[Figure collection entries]
* * *

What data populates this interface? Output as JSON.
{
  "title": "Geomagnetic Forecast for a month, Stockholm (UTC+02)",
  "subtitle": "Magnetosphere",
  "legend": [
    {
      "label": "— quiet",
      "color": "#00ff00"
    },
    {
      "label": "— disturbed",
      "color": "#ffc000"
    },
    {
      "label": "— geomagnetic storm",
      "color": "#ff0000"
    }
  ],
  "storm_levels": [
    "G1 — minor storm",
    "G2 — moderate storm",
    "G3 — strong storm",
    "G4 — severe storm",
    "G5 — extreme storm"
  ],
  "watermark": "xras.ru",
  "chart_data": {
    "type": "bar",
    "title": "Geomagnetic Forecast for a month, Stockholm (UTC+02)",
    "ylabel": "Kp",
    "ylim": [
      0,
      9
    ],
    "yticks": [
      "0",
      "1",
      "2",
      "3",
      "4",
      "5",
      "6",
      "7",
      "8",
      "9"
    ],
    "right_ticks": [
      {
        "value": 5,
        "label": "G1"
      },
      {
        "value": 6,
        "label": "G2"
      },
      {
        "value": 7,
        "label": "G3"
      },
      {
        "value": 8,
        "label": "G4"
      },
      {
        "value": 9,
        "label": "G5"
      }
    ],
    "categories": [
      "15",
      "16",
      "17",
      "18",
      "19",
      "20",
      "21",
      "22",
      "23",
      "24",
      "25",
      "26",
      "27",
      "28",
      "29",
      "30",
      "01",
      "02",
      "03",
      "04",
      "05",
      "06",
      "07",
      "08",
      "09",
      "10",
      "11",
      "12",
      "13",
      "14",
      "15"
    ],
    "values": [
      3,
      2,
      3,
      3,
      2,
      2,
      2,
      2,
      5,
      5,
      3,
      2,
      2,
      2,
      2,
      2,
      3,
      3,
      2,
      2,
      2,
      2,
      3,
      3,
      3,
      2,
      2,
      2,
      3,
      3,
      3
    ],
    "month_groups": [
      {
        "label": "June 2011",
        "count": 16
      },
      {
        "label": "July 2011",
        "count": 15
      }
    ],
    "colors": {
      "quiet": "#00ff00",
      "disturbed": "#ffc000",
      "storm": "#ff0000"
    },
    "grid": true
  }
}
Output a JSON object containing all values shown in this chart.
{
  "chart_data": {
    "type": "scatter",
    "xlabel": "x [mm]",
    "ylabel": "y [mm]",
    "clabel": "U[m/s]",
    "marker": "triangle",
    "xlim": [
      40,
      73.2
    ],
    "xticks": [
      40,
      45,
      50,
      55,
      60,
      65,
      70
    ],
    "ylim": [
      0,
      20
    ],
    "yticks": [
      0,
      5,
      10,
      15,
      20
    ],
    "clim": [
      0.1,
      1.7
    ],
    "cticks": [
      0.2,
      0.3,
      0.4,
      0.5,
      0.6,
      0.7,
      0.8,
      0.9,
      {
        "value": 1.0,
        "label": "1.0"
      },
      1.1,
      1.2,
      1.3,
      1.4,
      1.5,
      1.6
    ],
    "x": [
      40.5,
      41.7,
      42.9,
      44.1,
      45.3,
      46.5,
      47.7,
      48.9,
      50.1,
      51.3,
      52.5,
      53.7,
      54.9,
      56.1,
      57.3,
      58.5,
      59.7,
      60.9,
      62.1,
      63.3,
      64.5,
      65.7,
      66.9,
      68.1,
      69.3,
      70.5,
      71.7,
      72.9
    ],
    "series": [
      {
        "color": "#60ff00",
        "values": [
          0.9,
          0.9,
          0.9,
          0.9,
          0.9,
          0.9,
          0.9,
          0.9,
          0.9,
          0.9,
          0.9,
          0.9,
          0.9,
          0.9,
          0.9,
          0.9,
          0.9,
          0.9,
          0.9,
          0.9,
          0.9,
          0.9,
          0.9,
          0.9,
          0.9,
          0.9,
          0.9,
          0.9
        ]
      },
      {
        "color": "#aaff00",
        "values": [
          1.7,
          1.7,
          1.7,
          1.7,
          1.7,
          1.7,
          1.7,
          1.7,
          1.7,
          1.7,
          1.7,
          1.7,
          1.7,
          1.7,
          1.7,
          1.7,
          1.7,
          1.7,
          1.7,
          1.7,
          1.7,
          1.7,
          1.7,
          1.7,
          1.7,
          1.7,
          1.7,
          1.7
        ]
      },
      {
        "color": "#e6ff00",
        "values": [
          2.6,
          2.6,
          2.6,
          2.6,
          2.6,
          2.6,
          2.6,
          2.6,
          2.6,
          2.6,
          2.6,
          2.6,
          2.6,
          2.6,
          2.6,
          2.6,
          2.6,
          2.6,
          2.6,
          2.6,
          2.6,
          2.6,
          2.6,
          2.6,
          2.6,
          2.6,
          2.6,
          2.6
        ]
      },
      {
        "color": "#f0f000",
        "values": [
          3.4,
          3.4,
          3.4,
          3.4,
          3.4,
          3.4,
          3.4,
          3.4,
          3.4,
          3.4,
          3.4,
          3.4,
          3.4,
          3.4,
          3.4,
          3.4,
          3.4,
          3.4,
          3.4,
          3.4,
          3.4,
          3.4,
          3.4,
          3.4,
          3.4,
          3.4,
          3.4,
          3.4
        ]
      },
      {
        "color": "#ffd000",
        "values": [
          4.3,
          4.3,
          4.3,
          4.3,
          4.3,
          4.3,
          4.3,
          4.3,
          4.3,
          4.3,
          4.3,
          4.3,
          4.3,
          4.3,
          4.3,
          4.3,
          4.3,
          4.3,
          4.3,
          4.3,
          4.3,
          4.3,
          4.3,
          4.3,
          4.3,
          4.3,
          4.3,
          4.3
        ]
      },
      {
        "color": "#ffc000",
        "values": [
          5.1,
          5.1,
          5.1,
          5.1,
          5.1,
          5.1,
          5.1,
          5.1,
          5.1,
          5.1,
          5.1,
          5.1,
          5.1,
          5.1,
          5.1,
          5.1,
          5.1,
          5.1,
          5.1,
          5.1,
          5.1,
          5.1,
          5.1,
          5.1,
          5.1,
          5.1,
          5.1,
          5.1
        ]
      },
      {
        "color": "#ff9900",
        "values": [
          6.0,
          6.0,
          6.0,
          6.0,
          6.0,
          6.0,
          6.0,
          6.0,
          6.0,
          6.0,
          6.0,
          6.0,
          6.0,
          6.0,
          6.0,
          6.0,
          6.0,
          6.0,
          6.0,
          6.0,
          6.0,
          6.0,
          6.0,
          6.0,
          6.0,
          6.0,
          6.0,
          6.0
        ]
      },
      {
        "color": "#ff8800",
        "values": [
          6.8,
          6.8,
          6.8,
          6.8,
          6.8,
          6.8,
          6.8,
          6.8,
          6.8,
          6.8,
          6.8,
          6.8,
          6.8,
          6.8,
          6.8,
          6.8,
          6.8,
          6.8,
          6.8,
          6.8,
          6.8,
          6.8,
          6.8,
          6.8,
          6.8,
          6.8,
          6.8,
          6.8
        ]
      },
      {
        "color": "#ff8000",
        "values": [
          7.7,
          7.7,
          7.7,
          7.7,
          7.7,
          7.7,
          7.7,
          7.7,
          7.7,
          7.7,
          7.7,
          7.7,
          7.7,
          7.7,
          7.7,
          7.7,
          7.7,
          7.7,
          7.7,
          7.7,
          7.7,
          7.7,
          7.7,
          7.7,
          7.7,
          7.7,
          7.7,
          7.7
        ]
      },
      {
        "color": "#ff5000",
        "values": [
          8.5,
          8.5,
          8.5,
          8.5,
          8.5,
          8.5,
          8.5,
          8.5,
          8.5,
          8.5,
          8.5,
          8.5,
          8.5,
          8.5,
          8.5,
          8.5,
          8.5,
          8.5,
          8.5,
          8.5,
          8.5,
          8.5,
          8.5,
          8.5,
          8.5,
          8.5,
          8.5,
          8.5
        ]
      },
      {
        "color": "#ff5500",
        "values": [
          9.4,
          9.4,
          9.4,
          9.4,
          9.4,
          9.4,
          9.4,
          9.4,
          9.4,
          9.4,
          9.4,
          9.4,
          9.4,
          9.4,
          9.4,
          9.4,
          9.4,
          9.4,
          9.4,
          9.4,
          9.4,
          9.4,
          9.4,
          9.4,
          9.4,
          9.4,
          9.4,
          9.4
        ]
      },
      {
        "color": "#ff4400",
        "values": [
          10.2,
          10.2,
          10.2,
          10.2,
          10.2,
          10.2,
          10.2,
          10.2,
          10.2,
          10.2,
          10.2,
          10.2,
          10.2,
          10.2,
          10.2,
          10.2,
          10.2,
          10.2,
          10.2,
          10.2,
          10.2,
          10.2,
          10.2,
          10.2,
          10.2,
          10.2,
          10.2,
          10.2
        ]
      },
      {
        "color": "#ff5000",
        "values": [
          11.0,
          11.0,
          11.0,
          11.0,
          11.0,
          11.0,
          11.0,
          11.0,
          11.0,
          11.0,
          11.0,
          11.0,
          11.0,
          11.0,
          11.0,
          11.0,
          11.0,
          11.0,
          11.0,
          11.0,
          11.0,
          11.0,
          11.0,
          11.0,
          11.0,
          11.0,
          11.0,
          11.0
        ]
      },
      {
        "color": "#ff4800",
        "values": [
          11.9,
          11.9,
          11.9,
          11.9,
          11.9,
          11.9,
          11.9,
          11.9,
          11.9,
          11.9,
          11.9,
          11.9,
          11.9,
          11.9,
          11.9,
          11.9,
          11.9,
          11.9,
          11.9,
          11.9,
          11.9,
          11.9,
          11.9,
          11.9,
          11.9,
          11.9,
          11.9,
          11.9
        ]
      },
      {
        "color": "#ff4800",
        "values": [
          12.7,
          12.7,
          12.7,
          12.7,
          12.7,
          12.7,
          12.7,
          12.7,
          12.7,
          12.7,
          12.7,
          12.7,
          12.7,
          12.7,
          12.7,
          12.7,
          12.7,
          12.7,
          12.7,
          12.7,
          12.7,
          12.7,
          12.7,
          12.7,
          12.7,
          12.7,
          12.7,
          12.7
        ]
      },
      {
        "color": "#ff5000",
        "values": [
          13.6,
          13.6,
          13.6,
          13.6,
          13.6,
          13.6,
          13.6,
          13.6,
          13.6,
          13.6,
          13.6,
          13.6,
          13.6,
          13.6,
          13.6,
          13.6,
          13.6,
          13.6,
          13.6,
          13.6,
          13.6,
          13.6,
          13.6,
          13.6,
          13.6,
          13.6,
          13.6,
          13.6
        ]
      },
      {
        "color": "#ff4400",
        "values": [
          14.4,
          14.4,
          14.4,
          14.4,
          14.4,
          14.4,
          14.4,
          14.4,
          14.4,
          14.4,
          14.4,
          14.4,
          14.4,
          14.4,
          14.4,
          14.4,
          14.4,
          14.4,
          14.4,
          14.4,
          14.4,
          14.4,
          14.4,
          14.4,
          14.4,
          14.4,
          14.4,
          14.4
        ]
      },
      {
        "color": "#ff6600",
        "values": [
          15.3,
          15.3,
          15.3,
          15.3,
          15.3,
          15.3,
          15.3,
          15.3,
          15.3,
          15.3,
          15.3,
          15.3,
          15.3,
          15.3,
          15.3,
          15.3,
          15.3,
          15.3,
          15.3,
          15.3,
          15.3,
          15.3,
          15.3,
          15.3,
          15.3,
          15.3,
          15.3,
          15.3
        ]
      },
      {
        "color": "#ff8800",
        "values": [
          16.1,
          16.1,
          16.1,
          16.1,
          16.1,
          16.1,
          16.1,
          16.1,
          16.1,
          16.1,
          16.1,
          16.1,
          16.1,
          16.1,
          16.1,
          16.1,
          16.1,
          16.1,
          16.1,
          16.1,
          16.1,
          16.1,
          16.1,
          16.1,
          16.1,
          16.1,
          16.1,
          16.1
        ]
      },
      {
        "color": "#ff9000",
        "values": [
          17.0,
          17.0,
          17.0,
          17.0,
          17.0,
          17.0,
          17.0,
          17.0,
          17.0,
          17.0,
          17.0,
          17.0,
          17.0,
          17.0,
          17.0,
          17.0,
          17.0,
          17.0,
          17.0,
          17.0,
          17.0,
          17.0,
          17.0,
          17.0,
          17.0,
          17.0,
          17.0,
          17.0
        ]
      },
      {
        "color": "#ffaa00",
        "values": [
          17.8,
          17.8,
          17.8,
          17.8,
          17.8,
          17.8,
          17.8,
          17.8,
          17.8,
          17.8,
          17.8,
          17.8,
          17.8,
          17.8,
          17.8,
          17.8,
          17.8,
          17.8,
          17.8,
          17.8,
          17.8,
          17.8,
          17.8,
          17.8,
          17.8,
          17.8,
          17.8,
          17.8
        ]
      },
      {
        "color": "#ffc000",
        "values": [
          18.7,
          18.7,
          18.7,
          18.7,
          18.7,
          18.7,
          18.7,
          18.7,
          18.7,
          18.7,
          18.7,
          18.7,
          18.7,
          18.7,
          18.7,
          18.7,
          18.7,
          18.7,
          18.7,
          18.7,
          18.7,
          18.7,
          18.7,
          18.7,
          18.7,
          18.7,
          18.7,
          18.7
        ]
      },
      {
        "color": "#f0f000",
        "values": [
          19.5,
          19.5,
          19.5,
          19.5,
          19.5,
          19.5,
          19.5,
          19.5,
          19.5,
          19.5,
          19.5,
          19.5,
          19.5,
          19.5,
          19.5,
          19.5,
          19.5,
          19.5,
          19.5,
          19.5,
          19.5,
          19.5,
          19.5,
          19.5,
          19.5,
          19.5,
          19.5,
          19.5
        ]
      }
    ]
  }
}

* * *

■ Prompt
Respond with the number of lines containing "JSON" and no additional words.

■ Written response
2